Figure data in JSON:
- - - - -

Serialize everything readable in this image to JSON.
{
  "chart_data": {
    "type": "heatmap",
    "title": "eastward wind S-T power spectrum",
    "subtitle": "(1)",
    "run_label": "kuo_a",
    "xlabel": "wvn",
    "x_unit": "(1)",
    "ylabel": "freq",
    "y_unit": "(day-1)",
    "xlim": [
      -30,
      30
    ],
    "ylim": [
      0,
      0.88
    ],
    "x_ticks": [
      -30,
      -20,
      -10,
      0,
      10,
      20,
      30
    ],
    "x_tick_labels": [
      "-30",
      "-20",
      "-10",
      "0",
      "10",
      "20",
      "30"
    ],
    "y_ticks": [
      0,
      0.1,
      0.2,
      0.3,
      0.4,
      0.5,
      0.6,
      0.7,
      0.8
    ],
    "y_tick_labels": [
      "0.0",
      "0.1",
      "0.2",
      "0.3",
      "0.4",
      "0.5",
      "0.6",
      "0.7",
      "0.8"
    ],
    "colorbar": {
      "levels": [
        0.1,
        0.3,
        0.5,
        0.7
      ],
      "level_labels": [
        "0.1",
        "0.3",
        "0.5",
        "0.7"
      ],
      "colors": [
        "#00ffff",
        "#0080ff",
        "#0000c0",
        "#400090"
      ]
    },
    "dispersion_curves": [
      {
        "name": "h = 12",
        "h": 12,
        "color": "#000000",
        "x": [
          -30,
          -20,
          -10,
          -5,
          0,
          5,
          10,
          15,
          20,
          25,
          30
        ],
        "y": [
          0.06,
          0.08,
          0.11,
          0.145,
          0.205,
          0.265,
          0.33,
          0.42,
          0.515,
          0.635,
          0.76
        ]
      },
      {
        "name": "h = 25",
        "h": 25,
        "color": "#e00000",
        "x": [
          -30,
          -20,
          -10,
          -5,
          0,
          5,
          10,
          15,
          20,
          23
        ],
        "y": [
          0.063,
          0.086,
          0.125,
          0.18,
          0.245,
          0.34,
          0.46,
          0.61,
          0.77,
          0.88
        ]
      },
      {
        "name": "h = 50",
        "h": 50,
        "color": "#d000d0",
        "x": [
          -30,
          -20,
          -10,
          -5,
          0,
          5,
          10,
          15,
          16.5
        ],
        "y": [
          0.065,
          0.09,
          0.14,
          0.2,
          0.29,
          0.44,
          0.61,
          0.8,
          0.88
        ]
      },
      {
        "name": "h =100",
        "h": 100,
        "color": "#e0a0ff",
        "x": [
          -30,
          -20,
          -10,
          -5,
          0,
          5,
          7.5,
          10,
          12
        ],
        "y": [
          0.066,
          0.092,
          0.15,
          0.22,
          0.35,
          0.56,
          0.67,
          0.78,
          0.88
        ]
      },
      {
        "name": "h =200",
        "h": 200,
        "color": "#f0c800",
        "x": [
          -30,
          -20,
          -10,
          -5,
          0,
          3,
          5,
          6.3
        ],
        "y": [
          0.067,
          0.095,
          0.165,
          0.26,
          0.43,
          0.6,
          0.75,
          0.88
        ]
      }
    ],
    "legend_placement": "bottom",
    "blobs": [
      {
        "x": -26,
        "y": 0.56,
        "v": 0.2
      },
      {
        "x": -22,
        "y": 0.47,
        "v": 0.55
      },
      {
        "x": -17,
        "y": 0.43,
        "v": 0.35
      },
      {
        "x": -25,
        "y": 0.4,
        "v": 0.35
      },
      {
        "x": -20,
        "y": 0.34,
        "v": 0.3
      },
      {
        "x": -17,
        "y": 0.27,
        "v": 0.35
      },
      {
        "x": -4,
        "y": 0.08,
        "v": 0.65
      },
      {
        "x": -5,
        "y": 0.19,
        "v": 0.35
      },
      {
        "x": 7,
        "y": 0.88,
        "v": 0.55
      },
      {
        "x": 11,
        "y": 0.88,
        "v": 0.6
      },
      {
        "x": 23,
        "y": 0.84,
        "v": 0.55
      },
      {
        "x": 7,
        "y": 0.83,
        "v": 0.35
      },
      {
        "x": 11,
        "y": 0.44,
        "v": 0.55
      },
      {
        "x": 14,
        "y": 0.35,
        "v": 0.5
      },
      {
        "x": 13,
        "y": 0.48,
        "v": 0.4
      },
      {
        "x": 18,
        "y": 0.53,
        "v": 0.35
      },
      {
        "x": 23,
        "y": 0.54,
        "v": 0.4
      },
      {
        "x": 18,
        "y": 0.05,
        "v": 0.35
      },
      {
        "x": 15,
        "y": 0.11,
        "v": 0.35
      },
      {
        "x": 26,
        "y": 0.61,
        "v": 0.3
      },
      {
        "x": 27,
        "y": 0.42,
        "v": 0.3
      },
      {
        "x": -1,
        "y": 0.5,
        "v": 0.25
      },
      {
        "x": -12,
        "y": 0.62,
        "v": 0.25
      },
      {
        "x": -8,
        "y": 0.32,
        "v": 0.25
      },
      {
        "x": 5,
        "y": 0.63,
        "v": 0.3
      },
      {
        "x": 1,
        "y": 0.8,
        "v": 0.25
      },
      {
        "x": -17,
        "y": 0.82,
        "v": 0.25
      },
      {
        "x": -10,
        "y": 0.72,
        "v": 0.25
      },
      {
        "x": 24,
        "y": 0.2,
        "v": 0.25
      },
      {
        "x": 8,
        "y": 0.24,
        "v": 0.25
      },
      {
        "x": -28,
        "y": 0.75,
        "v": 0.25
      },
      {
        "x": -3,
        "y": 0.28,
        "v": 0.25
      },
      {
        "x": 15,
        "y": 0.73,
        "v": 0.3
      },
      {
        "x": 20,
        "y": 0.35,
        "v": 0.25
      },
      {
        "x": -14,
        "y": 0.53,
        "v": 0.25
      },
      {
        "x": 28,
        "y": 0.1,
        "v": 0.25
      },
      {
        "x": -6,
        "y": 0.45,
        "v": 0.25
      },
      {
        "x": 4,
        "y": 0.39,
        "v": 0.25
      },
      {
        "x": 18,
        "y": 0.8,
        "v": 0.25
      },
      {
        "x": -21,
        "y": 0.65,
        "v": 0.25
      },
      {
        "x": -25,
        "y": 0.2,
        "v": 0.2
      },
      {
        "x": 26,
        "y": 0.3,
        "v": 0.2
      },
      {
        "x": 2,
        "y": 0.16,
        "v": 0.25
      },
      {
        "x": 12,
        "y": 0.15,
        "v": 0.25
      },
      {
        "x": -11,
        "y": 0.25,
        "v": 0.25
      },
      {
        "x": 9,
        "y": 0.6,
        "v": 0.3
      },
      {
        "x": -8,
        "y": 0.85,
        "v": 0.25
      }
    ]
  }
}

- - - - -

## Task to complete
Copy every record exactly, with nothing added or dropped.

## Solved problem
Serialize everything readable in this image to JSON.
{
  "chart_data": {
    "type": "heatmap",
    "title": "eastward wind S-T power spectrum",
    "subtitle": "(1)",
    "run_label": "kuo_a",
    "xlabel": "wvn",
    "x_unit": "(1)",
    "ylabel": "freq",
    "y_unit": "(day-1)",
    "xlim": [
      -30,
      30
    ],
    "ylim": [
      0,
      0.88
    ],
    "x_ticks": [
      -30,
      -20,
      -10,
      0,
      10,
      20,
      30
    ],
    "x_tick_labels": [
      "-30",
      "-20",
      "-10",
      "0",
      "10",
      "20",
      "30"
    ],
    "y_ticks": [
      0,
      0.1,
      0.2,
      0.3,
      0.4,
      0.5,
      0.6,
      0.7,
      0.8
    ],
    "y_tick_labels": [
      "0.0",
      "0.1",
      "0.2",
      "0.3",
      "0.4",
      "0.5",
      "0.6",
      "0.7",
      "0.8"
    ],
    "colorbar": {
      "levels": [
        0.1,
        0.3,
        0.5,
        0.7
      ],
      "level_labels": [
        "0.1",
        "0.3",
        "0.5",
        "0.7"
      ],
      "colors": [
        "#00ffff",
        "#0080ff",
        "#0000c0",
        "#400090"
      ]
    },
    "dispersion_curves": [
      {
        "name": "h = 12",
        "h": 12,
        "color": "#000000",
        "x": [
          -30,
          -20,
          -10,
          -5,
          0,
          5,
          10,
          15,
          20,
          25,
          30
        ],
        "y": [
          0.06,
          0.08,
          0.11,
          0.145,
          0.205,
          0.265,
          0.33,
          0.42,
          0.515,
          0.635,
          0.76
        ]
      },
      {
        "name": "h = 25",
        "h": 25,
        "color": "#e00000",
        "x": [
          -30,
          -20,
          -10,
          -5,
          0,
          5,
          10,
          15,
          20,
          23
        ],
        "y": [
          0.063,
          0.086,
          0.125,
          0.18,
          0.245,
          0.34,
          0.46,
          0.61,
          0.77,
          0.88
        ]
      },
      {
        "name": "h = 50",
        "h": 50,
        "color": "#d000d0",
        "x": [
          -30,
          -20,
          -10,
          -5,
          0,
          5,
          10,
          15,
          16.5
        ],
        "y": [
          0.065,
          0.09,
          0.14,
          0.2,
          0.29,
          0.44,
          0.61,
          0.8,
          0.88
        ]
      },
      {
        "name": "h =100",
        "h": 100,
        "color": "#e0a0ff",
        "x": [
          -30,
          -20,
          -10,
          -5,
          0,
          5,
          7.5,
          10,
          12
        ],
        "y": [
          0.066,
          0.092,
          0.15,
          0.22,
          0.35,
          0.56,
          0.67,
          0.78,
          0.88
        ]
      },
      {
        "name": "h =200",
        "h": 200,
        "color": "#f0c800",
        "x": [
          -30,
          -20,
          -10,
          -5,
          0,
          3,
          5,
          6.3
        ],
        "y": [
          0.067,
          0.095,
          0.165,
          0.26,
          0.43,
          0.6,
          0.75,
          0.88
        ]
      }
    ],
    "legend_placement": "bottom",
    "blobs": [
      {
        "x": -26,
        "y": 0.56,
        "v": 0.2
      },
      {
        "x": -22,
        "y": 0.47,
        "v": 0.55
      },
      {
        "x": -17,
        "y": 0.43,
        "v": 0.35
      },
      {
        "x": -25,
        "y": 0.4,
        "v": 0.35
      },
      {
        "x": -20,
        "y": 0.34,
        "v": 0.3
      },
      {
        "x": -17,
        "y": 0.27,
        "v": 0.35
      },
      {
        "x": -4,
        "y": 0.08,
        "v": 0.65
      },
      {
        "x": -5,
        "y": 0.19,
        "v": 0.35
      },
      {
        "x": 7,
        "y": 0.88,
        "v": 0.55
      },
      {
        "x": 11,
        "y": 0.88,
        "v": 0.6
      },
      {
        "x": 23,
        "y": 0.84,
        "v": 0.55
      },
      {
        "x": 7,
        "y": 0.83,
        "v": 0.35
      },
      {
        "x": 11,
        "y": 0.44,
        "v": 0.55
      },
      {
        "x": 14,
        "y": 0.35,
        "v": 0.5
      },
      {
        "x": 13,
        "y": 0.48,
        "v": 0.4
      },
      {
        "x": 18,
        "y": 0.53,
        "v": 0.35
      },
      {
        "x": 23,
        "y": 0.54,
        "v": 0.4
      },
      {
        "x": 18,
        "y": 0.05,
        "v": 0.35
      },
      {
        "x": 15,
        "y": 0.11,
        "v": 0.35
      },
      {
        "x": 26,
        "y": 0.61,
        "v": 0.3
      },
      {
        "x": 27,
        "y": 0.42,
        "v": 0.3
      },
      {
        "x": -1,
        "y": 0.5,
        "v": 0.25
      },
      {
        "x": -12,
        "y": 0.62,
        "v": 0.25
      },
      {
        "x": -8,
        "y": 0.32,
        "v": 0.25
      },
      {
        "x": 5,
        "y": 0.63,
        "v": 0.3
      },
      {
        "x": 1,
        "y": 0.8,
        "v": 0.25
      },
      {
        "x": -17,
        "y": 0.82,
        "v": 0.25
      },
      {
        "x": -10,
        "y": 0.72,
        "v": 0.25
      },
      {
        "x": 24,
        "y": 0.2,
        "v": 0.25
      },
      {
        "x": 8,
        "y": 0.24,
        "v": 0.25
      },
      {
        "x": -28,
        "y": 0.75,
        "v": 0.25
      },
      {
        "x": -3,
        "y": 0.28,
        "v": 0.25
      },
      {
        "x": 15,
        "y": 0.73,
        "v": 0.3
      },
      {
        "x": 20,
        "y": 0.35,
        "v": 0.25
      },
      {
        "x": -14,
        "y": 0.53,
        "v": 0.25
      },
      {
        "x": 28,
        "y": 0.1,
        "v": 0.25
      },
      {
        "x": -6,
        "y": 0.45,
        "v": 0.25
      },
      {
        "x": 4,
        "y": 0.39,
        "v": 0.25
      },
      {
        "x": 18,
        "y": 0.8,
        "v": 0.25
      },
      {
        "x": -21,
        "y": 0.65,
        "v": 0.25
      },
      {
        "x": -25,
        "y": 0.2,
        "v": 0.2
      },
      {
        "x": 26,
        "y": 0.3,
        "v": 0.2
      },
      {
        "x": 2,
        "y": 0.16,
        "v": 0.25
      },
      {
        "x": 12,
        "y": 0.15,
        "v": 0.25
      },
      {
        "x": -11,
        "y": 0.25,
        "v": 0.25
      },
      {
        "x": 9,
        "y": 0.6,
        "v": 0.3
      },
      {
        "x": -8,
        "y": 0.85,
        "v": 0.25
      }
    ]
  }
}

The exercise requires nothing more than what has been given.